> _Your objective_:
Below are records; work out how many of their lines hold the string "Starting" and give that number alone.

> _Given entries_:
* * * * * * *
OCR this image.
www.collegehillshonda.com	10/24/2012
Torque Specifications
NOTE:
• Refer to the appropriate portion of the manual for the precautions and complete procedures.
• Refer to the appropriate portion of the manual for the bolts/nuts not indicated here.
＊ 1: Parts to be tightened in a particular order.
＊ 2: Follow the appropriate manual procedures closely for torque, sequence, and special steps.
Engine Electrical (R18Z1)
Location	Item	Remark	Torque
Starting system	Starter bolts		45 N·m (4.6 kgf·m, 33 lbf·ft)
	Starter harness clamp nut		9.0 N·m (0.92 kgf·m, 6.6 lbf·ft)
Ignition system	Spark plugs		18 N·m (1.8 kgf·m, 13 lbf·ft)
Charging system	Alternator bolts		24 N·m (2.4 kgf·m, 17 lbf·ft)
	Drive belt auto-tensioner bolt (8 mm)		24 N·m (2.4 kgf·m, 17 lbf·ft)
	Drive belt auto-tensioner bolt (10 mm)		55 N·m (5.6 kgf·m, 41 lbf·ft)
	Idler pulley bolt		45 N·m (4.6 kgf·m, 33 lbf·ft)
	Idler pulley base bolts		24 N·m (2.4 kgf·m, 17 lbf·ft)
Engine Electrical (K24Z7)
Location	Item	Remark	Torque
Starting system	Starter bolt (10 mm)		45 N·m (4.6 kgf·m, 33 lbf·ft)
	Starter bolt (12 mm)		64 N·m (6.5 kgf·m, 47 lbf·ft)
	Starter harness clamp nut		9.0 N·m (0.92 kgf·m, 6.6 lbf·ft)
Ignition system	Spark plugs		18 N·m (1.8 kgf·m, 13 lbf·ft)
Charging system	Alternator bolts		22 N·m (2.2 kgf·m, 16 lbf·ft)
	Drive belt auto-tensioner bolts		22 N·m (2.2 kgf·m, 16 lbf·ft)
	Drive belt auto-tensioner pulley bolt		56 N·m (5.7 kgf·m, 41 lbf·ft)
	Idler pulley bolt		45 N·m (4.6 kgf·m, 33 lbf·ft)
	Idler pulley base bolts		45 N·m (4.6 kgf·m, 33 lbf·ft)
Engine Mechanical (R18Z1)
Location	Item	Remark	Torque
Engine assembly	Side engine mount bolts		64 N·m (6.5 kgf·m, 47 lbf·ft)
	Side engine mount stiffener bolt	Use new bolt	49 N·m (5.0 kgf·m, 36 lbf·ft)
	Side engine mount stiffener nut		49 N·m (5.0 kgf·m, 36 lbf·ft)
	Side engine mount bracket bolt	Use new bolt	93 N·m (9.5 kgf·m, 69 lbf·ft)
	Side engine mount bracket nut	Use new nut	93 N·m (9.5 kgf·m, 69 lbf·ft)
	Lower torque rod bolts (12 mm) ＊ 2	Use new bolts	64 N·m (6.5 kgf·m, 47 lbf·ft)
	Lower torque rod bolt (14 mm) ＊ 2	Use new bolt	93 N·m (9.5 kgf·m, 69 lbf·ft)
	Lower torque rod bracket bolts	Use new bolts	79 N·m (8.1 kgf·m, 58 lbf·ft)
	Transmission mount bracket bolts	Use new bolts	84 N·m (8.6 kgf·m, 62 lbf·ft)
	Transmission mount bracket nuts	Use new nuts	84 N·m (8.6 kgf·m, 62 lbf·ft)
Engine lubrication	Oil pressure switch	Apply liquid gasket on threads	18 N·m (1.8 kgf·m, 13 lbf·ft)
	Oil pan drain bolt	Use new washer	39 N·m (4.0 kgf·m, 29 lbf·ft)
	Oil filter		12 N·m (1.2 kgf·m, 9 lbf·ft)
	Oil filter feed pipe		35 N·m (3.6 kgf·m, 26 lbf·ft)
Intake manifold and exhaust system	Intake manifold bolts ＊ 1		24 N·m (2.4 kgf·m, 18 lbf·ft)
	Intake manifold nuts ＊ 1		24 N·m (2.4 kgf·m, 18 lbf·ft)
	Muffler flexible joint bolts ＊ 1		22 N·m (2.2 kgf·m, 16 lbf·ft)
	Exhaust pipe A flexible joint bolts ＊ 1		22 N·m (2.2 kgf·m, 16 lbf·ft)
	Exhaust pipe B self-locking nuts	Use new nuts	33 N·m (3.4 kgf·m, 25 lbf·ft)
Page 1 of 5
* * * * * * *
> _Response to the task_:
2